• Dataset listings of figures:
----

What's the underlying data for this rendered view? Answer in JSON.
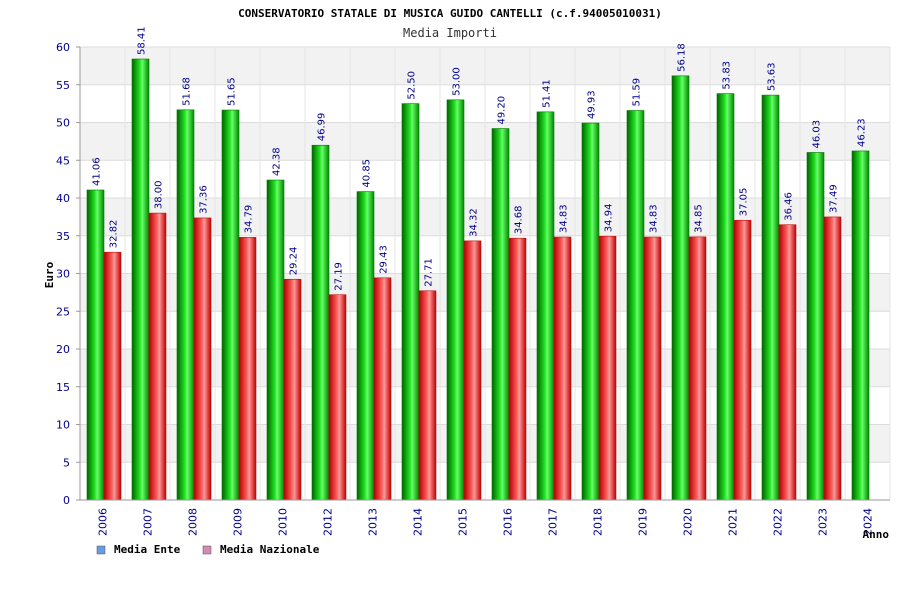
{
  "chart_data": {
    "type": "bar",
    "title": "CONSERVATORIO STATALE DI MUSICA GUIDO CANTELLI (c.f.94005010031)",
    "subtitle": "Media Importi",
    "ylabel": "Euro",
    "xlabel": "Anno",
    "ylim": [
      0,
      60
    ],
    "yticks": [
      "0",
      "5",
      "10",
      "15",
      "20",
      "25",
      "30",
      "35",
      "40",
      "45",
      "50",
      "55",
      "60"
    ],
    "categories": [
      "2006",
      "2007",
      "2008",
      "2009",
      "2010",
      "2012",
      "2013",
      "2014",
      "2015",
      "2016",
      "2017",
      "2018",
      "2019",
      "2020",
      "2021",
      "2022",
      "2023",
      "2024"
    ],
    "series": [
      {
        "name": "Media Ente",
        "color": "#00b000",
        "legend_color": "#6a9be0",
        "values": [
          41.06,
          58.41,
          51.68,
          51.65,
          42.38,
          46.99,
          40.85,
          52.5,
          53.0,
          49.2,
          51.41,
          49.93,
          51.59,
          56.18,
          53.83,
          53.63,
          46.03,
          46.23
        ],
        "labels": [
          "41.06",
          "58.41",
          "51.68",
          "51.65",
          "42.38",
          "46.99",
          "40.85",
          "52.50",
          "53.00",
          "49.20",
          "51.41",
          "49.93",
          "51.59",
          "56.18",
          "53.83",
          "53.63",
          "46.03",
          "46.23"
        ]
      },
      {
        "name": "Media Nazionale",
        "color": "#e81818",
        "legend_color": "#d58ab0",
        "values": [
          32.82,
          38.0,
          37.36,
          34.79,
          29.24,
          27.19,
          29.43,
          27.71,
          34.32,
          34.68,
          34.83,
          34.94,
          34.83,
          34.85,
          37.05,
          36.46,
          37.49,
          null
        ],
        "labels": [
          "32.82",
          "38.00",
          "37.36",
          "34.79",
          "29.24",
          "27.19",
          "29.43",
          "27.71",
          "34.32",
          "34.68",
          "34.83",
          "34.94",
          "34.83",
          "34.85",
          "37.05",
          "36.46",
          "37.49",
          null
        ]
      }
    ],
    "grid": true,
    "legend_position": "bottom-left"
  }
}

----

• BRIEF:
Omit the pictures, then output the rest of the listing exactly.

• RESULT OF THIS TASK:
What's the underlying data for this rendered view? Answer in JSON.
{
  "chart_data": {
    "type": "bar",
    "title": "CONSERVATORIO STATALE DI MUSICA GUIDO CANTELLI (c.f.94005010031)",
    "subtitle": "Media Importi",
    "ylabel": "Euro",
    "xlabel": "Anno",
    "ylim": [
      0,
      60
    ],
    "yticks": [
      "0",
      "5",
      "10",
      "15",
      "20",
      "25",
      "30",
      "35",
      "40",
      "45",
      "50",
      "55",
      "60"
    ],
    "categories": [
      "2006",
      "2007",
      "2008",
      "2009",
      "2010",
      "2012",
      "2013",
      "2014",
      "2015",
      "2016",
      "2017",
      "2018",
      "2019",
      "2020",
      "2021",
      "2022",
      "2023",
      "2024"
    ],
    "series": [
      {
        "name": "Media Ente",
        "color": "#00b000",
        "legend_color": "#6a9be0",
        "values": [
          41.06,
          58.41,
          51.68,
          51.65,
          42.38,
          46.99,
          40.85,
          52.5,
          53.0,
          49.2,
          51.41,
          49.93,
          51.59,
          56.18,
          53.83,
          53.63,
          46.03,
          46.23
        ],
        "labels": [
          "41.06",
          "58.41",
          "51.68",
          "51.65",
          "42.38",
          "46.99",
          "40.85",
          "52.50",
          "53.00",
          "49.20",
          "51.41",
          "49.93",
          "51.59",
          "56.18",
          "53.83",
          "53.63",
          "46.03",
          "46.23"
        ]
      },
      {
        "name": "Media Nazionale",
        "color": "#e81818",
        "legend_color": "#d58ab0",
        "values": [
          32.82,
          38.0,
          37.36,
          34.79,
          29.24,
          27.19,
          29.43,
          27.71,
          34.32,
          34.68,
          34.83,
          34.94,
          34.83,
          34.85,
          37.05,
          36.46,
          37.49,
          null
        ],
        "labels": [
          "32.82",
          "38.00",
          "37.36",
          "34.79",
          "29.24",
          "27.19",
          "29.43",
          "27.71",
          "34.32",
          "34.68",
          "34.83",
          "34.94",
          "34.83",
          "34.85",
          "37.05",
          "36.46",
          "37.49",
          null
        ]
      }
    ],
    "grid": true,
    "legend_position": "bottom-left"
  }
}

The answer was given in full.